Reproduce everything from the beginning of the records down to and including the line containing "temperature-contour-loop [119,210,161,240]", keeping each line identical to the original.
::::::::
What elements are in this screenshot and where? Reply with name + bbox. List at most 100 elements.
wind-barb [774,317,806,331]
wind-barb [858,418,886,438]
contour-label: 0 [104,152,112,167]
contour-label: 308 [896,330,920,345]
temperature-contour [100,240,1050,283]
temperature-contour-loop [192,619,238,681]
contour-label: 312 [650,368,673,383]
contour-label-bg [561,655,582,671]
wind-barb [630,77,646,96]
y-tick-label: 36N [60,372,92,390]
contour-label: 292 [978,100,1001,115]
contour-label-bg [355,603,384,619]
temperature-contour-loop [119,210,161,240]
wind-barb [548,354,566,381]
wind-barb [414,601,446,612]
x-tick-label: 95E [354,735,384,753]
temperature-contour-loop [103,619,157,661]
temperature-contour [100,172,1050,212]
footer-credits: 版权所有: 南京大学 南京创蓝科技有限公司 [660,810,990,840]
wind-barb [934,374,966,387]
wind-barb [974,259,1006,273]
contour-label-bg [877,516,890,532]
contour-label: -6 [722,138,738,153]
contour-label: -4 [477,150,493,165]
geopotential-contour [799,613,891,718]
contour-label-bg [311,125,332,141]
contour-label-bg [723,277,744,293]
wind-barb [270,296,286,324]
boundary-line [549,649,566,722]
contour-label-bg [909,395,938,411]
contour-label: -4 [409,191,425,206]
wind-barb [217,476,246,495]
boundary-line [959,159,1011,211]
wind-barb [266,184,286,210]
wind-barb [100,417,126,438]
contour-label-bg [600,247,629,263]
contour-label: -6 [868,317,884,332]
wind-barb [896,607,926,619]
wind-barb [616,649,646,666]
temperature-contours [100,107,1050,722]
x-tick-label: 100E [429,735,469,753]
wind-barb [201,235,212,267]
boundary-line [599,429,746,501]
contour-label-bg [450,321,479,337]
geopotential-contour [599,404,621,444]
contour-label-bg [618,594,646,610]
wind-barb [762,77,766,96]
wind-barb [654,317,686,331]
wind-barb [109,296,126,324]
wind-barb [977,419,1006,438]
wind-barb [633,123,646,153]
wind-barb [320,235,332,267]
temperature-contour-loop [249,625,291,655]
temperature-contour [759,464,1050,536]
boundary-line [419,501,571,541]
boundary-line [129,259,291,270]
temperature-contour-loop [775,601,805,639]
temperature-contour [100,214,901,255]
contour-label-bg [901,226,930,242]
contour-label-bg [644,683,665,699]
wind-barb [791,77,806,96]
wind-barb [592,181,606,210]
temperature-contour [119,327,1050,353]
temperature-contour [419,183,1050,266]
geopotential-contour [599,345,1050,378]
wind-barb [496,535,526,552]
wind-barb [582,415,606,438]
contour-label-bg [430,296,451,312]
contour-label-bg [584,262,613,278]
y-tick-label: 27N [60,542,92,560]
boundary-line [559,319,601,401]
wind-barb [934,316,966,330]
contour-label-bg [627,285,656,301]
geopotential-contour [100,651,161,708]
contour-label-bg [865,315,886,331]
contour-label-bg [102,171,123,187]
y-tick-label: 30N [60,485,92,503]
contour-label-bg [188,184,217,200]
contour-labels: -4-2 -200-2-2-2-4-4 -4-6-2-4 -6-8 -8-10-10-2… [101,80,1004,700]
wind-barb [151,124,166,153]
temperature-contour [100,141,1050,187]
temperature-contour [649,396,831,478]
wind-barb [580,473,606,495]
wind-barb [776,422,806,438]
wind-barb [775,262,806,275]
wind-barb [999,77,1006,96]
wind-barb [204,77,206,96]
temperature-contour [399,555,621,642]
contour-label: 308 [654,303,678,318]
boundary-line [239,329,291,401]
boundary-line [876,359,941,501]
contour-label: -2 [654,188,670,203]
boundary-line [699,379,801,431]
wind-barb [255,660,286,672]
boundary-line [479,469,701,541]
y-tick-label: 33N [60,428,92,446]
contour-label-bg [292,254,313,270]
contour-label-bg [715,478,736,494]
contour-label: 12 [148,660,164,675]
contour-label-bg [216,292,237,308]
::::::::
Solution to this problem:
What elements are in this screenshot and where? Reply with name + bbox. List at most 100 elements.
wind-barb [774,317,806,331]
wind-barb [858,418,886,438]
contour-label: 0 [104,152,112,167]
contour-label: 308 [896,330,920,345]
temperature-contour [100,240,1050,283]
temperature-contour-loop [192,619,238,681]
contour-label: 312 [650,368,673,383]
contour-label-bg [561,655,582,671]
wind-barb [630,77,646,96]
y-tick-label: 36N [60,372,92,390]
contour-label: 292 [978,100,1001,115]
contour-label-bg [355,603,384,619]
temperature-contour-loop [119,210,161,240]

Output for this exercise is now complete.